INPUT RECORDS =
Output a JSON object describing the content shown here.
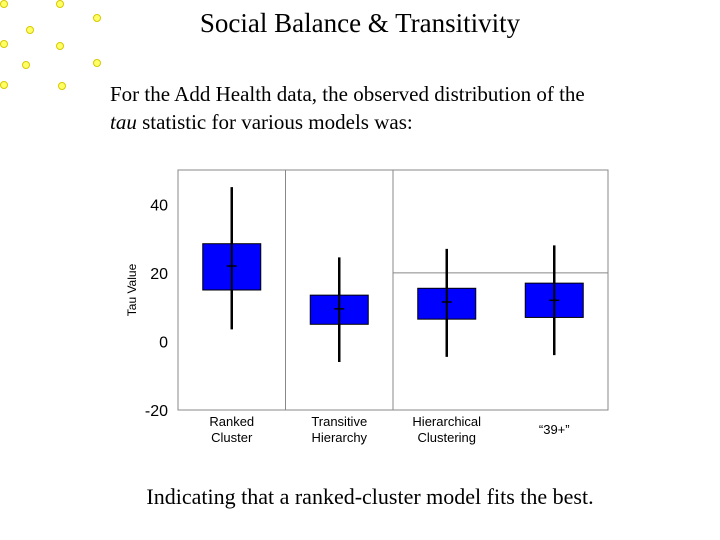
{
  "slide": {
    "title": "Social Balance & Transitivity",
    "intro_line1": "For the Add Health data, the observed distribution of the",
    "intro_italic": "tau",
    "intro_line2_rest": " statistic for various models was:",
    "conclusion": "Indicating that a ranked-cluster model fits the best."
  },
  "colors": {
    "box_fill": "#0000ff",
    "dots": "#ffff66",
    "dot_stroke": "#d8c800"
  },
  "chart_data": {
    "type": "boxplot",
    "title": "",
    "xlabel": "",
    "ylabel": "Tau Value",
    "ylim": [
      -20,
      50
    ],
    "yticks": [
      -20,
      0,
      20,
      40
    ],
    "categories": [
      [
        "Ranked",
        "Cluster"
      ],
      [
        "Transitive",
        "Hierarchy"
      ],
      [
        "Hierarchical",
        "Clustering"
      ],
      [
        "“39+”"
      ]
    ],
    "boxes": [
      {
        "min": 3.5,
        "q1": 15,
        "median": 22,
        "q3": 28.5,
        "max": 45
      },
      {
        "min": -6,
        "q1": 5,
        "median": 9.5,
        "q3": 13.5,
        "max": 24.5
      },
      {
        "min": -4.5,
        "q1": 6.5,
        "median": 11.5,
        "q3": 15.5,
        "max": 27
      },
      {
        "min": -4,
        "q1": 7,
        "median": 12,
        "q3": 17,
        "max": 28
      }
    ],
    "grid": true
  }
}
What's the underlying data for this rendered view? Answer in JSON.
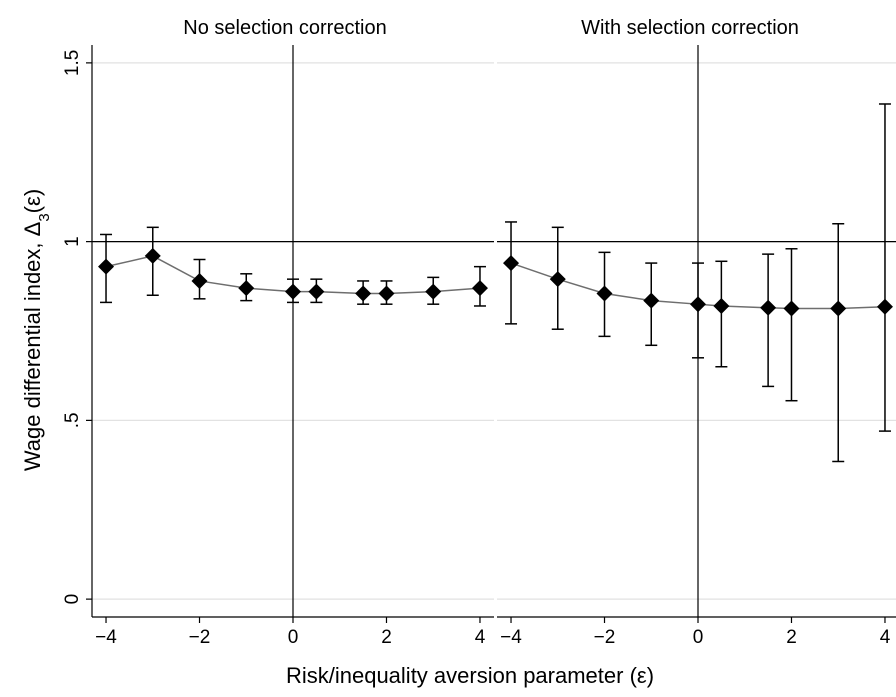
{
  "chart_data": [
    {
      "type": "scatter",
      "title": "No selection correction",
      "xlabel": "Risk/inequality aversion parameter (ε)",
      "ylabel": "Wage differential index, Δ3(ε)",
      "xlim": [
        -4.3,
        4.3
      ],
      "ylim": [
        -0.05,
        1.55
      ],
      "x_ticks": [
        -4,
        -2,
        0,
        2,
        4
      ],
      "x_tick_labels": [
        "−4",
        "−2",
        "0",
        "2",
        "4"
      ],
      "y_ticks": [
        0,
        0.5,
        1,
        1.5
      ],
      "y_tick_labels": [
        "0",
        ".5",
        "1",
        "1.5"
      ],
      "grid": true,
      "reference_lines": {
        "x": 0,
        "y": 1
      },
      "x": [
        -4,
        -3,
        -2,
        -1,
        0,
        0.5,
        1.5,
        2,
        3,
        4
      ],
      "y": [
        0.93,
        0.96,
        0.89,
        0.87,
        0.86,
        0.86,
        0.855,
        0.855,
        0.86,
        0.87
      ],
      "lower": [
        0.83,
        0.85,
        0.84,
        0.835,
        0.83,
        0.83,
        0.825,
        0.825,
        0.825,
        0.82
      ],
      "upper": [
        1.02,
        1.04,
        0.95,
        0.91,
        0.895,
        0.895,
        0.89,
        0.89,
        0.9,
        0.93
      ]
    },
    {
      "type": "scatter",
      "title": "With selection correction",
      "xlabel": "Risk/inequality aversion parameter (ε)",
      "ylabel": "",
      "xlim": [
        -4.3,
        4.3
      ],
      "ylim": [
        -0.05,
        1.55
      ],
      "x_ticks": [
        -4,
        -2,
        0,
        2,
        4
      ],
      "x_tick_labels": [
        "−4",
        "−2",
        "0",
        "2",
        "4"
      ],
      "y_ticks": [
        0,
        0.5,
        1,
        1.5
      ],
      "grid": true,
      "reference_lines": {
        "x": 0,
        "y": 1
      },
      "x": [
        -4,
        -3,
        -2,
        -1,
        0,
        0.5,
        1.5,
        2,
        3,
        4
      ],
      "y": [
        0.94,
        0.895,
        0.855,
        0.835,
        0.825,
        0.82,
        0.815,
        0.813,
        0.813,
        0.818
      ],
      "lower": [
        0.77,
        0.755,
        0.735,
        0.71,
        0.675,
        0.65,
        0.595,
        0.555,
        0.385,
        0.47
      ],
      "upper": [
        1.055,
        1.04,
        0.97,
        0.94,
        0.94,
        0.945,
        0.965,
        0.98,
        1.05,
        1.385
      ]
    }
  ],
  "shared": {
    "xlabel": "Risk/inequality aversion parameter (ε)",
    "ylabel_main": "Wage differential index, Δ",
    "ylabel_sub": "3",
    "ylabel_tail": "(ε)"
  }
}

WRITTEN TASK =
Images should not appear in the copy; retype the listing above exactly.

WRITTEN RESPONSE =
Output a JSON object describing the content shown here.
{
  "slide": {
    "title": "Social Balance & Transitivity",
    "intro_line1": "For the Add Health data, the observed distribution of the",
    "intro_italic": "tau",
    "intro_line2_rest": " statistic for various models was:",
    "conclusion": "Indicating that a ranked-cluster model fits the best."
  },
  "colors": {
    "box_fill": "#0000ff",
    "dots": "#ffff66",
    "dot_stroke": "#d8c800"
  },
  "chart_data": {
    "type": "boxplot",
    "title": "",
    "xlabel": "",
    "ylabel": "Tau Value",
    "ylim": [
      -20,
      50
    ],
    "yticks": [
      -20,
      0,
      20,
      40
    ],
    "categories": [
      [
        "Ranked",
        "Cluster"
      ],
      [
        "Transitive",
        "Hierarchy"
      ],
      [
        "Hierarchical",
        "Clustering"
      ],
      [
        "“39+”"
      ]
    ],
    "boxes": [
      {
        "min": 3.5,
        "q1": 15,
        "median": 22,
        "q3": 28.5,
        "max": 45
      },
      {
        "min": -6,
        "q1": 5,
        "median": 9.5,
        "q3": 13.5,
        "max": 24.5
      },
      {
        "min": -4.5,
        "q1": 6.5,
        "median": 11.5,
        "q3": 15.5,
        "max": 27
      },
      {
        "min": -4,
        "q1": 7,
        "median": 12,
        "q3": 17,
        "max": 28
      }
    ],
    "grid": true
  }
}
What's the underlying data for this rendered view? Answer in JSON.
{
  "chart_data": [
    {
      "type": "scatter",
      "title": "No selection correction",
      "xlabel": "Risk/inequality aversion parameter (ε)",
      "ylabel": "Wage differential index, Δ3(ε)",
      "xlim": [
        -4.3,
        4.3
      ],
      "ylim": [
        -0.05,
        1.55
      ],
      "x_ticks": [
        -4,
        -2,
        0,
        2,
        4
      ],
      "x_tick_labels": [
        "−4",
        "−2",
        "0",
        "2",
        "4"
      ],
      "y_ticks": [
        0,
        0.5,
        1,
        1.5
      ],
      "y_tick_labels": [
        "0",
        ".5",
        "1",
        "1.5"
      ],
      "grid": true,
      "reference_lines": {
        "x": 0,
        "y": 1
      },
      "x": [
        -4,
        -3,
        -2,
        -1,
        0,
        0.5,
        1.5,
        2,
        3,
        4
      ],
      "y": [
        0.93,
        0.96,
        0.89,
        0.87,
        0.86,
        0.86,
        0.855,
        0.855,
        0.86,
        0.87
      ],
      "lower": [
        0.83,
        0.85,
        0.84,
        0.835,
        0.83,
        0.83,
        0.825,
        0.825,
        0.825,
        0.82
      ],
      "upper": [
        1.02,
        1.04,
        0.95,
        0.91,
        0.895,
        0.895,
        0.89,
        0.89,
        0.9,
        0.93
      ]
    },
    {
      "type": "scatter",
      "title": "With selection correction",
      "xlabel": "Risk/inequality aversion parameter (ε)",
      "ylabel": "",
      "xlim": [
        -4.3,
        4.3
      ],
      "ylim": [
        -0.05,
        1.55
      ],
      "x_ticks": [
        -4,
        -2,
        0,
        2,
        4
      ],
      "x_tick_labels": [
        "−4",
        "−2",
        "0",
        "2",
        "4"
      ],
      "y_ticks": [
        0,
        0.5,
        1,
        1.5
      ],
      "grid": true,
      "reference_lines": {
        "x": 0,
        "y": 1
      },
      "x": [
        -4,
        -3,
        -2,
        -1,
        0,
        0.5,
        1.5,
        2,
        3,
        4
      ],
      "y": [
        0.94,
        0.895,
        0.855,
        0.835,
        0.825,
        0.82,
        0.815,
        0.813,
        0.813,
        0.818
      ],
      "lower": [
        0.77,
        0.755,
        0.735,
        0.71,
        0.675,
        0.65,
        0.595,
        0.555,
        0.385,
        0.47
      ],
      "upper": [
        1.055,
        1.04,
        0.97,
        0.94,
        0.94,
        0.945,
        0.965,
        0.98,
        1.05,
        1.385
      ]
    }
  ],
  "shared": {
    "xlabel": "Risk/inequality aversion parameter (ε)",
    "ylabel_main": "Wage differential index, Δ",
    "ylabel_sub": "3",
    "ylabel_tail": "(ε)"
  }
}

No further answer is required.